→ PROBLEM DESCRIPTION
Below you will find a set of lines. Repeat them all exactly.

--- BEGIN ---

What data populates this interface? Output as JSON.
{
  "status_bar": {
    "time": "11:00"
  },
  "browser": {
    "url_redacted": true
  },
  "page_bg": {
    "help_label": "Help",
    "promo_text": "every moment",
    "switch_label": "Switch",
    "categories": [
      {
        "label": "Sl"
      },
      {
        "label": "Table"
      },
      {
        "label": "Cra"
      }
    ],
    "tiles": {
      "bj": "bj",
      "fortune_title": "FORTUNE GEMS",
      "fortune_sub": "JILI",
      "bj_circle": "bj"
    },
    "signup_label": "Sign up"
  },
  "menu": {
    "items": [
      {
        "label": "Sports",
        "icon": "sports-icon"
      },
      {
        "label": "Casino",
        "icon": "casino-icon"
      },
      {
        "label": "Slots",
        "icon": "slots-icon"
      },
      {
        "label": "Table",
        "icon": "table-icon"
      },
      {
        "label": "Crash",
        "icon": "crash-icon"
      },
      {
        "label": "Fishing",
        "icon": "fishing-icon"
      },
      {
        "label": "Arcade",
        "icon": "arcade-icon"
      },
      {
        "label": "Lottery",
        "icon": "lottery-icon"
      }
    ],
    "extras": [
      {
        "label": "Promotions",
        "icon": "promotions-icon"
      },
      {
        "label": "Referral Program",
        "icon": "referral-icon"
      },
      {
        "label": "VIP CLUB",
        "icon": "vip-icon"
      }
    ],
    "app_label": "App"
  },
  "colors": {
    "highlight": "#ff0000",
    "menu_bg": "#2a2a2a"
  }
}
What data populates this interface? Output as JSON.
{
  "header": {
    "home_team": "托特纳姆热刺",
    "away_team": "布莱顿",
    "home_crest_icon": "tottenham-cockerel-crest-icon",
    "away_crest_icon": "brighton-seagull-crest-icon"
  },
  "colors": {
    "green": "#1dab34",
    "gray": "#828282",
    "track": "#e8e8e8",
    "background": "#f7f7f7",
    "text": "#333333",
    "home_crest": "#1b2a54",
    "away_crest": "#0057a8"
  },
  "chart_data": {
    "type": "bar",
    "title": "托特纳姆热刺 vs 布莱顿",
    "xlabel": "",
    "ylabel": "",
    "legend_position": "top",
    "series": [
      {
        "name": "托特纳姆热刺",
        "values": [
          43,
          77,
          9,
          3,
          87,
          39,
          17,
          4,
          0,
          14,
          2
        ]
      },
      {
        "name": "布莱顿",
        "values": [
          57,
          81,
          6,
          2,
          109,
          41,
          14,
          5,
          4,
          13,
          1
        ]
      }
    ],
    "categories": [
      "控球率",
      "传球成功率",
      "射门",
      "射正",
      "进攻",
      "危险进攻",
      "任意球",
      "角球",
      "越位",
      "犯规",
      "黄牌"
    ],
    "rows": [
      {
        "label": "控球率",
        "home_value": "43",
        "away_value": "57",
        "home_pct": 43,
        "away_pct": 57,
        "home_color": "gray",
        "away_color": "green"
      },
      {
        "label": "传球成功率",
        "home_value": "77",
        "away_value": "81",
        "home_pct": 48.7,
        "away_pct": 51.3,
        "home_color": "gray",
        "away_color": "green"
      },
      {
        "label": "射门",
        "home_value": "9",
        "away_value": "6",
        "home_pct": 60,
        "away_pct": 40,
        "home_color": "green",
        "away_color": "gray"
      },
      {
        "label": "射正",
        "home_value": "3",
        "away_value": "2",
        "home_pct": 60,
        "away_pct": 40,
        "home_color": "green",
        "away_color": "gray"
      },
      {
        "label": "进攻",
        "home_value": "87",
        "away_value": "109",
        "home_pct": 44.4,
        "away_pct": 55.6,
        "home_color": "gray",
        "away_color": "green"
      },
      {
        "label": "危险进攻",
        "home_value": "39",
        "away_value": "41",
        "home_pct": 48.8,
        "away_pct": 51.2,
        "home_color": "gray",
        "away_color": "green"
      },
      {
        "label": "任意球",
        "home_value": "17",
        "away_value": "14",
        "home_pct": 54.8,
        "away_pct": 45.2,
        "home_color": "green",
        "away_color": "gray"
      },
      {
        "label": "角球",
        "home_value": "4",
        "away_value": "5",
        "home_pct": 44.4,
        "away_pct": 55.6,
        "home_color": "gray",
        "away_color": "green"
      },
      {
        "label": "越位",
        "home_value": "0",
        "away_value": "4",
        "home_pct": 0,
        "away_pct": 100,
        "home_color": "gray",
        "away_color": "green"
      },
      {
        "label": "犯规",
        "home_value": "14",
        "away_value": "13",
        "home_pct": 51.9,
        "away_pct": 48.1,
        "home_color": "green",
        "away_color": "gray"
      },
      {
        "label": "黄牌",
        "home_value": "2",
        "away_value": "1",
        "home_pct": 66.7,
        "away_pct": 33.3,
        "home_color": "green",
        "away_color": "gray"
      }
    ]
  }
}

--- END ---

→ SOLUTION TO THIS TASK
What data populates this interface? Output as JSON.
{
  "status_bar": {
    "time": "11:00"
  },
  "browser": {
    "url_redacted": true
  },
  "page_bg": {
    "help_label": "Help",
    "promo_text": "every moment",
    "switch_label": "Switch",
    "categories": [
      {
        "label": "Sl"
      },
      {
        "label": "Table"
      },
      {
        "label": "Cra"
      }
    ],
    "tiles": {
      "bj": "bj",
      "fortune_title": "FORTUNE GEMS",
      "fortune_sub": "JILI",
      "bj_circle": "bj"
    },
    "signup_label": "Sign up"
  },
  "menu": {
    "items": [
      {
        "label": "Sports",
        "icon": "sports-icon"
      },
      {
        "label": "Casino",
        "icon": "casino-icon"
      },
      {
        "label": "Slots",
        "icon": "slots-icon"
      },
      {
        "label": "Table",
        "icon": "table-icon"
      },
      {
        "label": "Crash",
        "icon": "crash-icon"
      },
      {
        "label": "Fishing",
        "icon": "fishing-icon"
      },
      {
        "label": "Arcade",
        "icon": "arcade-icon"
      },
      {
        "label": "Lottery",
        "icon": "lottery-icon"
      }
    ],
    "extras": [
      {
        "label": "Promotions",
        "icon": "promotions-icon"
      },
      {
        "label": "Referral Program",
        "icon": "referral-icon"
      },
      {
        "label": "VIP CLUB",
        "icon": "vip-icon"
      }
    ],
    "app_label": "App"
  },
  "colors": {
    "highlight": "#ff0000",
    "menu_bg": "#2a2a2a"
  }
}
What data populates this interface? Output as JSON.
{
  "header": {
    "home_team": "托特纳姆热刺",
    "away_team": "布莱顿",
    "home_crest_icon": "tottenham-cockerel-crest-icon",
    "away_crest_icon": "brighton-seagull-crest-icon"
  },
  "colors": {
    "green": "#1dab34",
    "gray": "#828282",
    "track": "#e8e8e8",
    "background": "#f7f7f7",
    "text": "#333333",
    "home_crest": "#1b2a54",
    "away_crest": "#0057a8"
  },
  "chart_data": {
    "type": "bar",
    "title": "托特纳姆热刺 vs 布莱顿",
    "xlabel": "",
    "ylabel": "",
    "legend_position": "top",
    "series": [
      {
        "name": "托特纳姆热刺",
        "values": [
          43,
          77,
          9,
          3,
          87,
          39,
          17,
          4,
          0,
          14,
          2
        ]
      },
      {
        "name": "布莱顿",
        "values": [
          57,
          81,
          6,
          2,
          109,
          41,
          14,
          5,
          4,
          13,
          1
        ]
      }
    ],
    "categories": [
      "控球率",
      "传球成功率",
      "射门",
      "射正",
      "进攻",
      "危险进攻",
      "任意球",
      "角球",
      "越位",
      "犯规",
      "黄牌"
    ],
    "rows": [
      {
        "label": "控球率",
        "home_value": "43",
        "away_value": "57",
        "home_pct": 43,
        "away_pct": 57,
        "home_color": "gray",
        "away_color": "green"
      },
      {
        "label": "传球成功率",
        "home_value": "77",
        "away_value": "81",
        "home_pct": 48.7,
        "away_pct": 51.3,
        "home_color": "gray",
        "away_color": "green"
      },
      {
        "label": "射门",
        "home_value": "9",
        "away_value": "6",
        "home_pct": 60,
        "away_pct": 40,
        "home_color": "green",
        "away_color": "gray"
      },
      {
        "label": "射正",
        "home_value": "3",
        "away_value": "2",
        "home_pct": 60,
        "away_pct": 40,
        "home_color": "green",
        "away_color": "gray"
      },
      {
        "label": "进攻",
        "home_value": "87",
        "away_value": "109",
        "home_pct": 44.4,
        "away_pct": 55.6,
        "home_color": "gray",
        "away_color": "green"
      },
      {
        "label": "危险进攻",
        "home_value": "39",
        "away_value": "41",
        "home_pct": 48.8,
        "away_pct": 51.2,
        "home_color": "gray",
        "away_color": "green"
      },
      {
        "label": "任意球",
        "home_value": "17",
        "away_value": "14",
        "home_pct": 54.8,
        "away_pct": 45.2,
        "home_color": "green",
        "away_color": "gray"
      },
      {
        "label": "角球",
        "home_value": "4",
        "away_value": "5",
        "home_pct": 44.4,
        "away_pct": 55.6,
        "home_color": "gray",
        "away_color": "green"
      },
      {
        "label": "越位",
        "home_value": "0",
        "away_value": "4",
        "home_pct": 0,
        "away_pct": 100,
        "home_color": "gray",
        "away_color": "green"
      },
      {
        "label": "犯规",
        "home_value": "14",
        "away_value": "13",
        "home_pct": 51.9,
        "away_pct": 48.1,
        "home_color": "green",
        "away_color": "gray"
      },
      {
        "label": "黄牌",
        "home_value": "2",
        "away_value": "1",
        "home_pct": 66.7,
        "away_pct": 33.3,
        "home_color": "green",
        "away_color": "gray"
      }
    ]
  }
}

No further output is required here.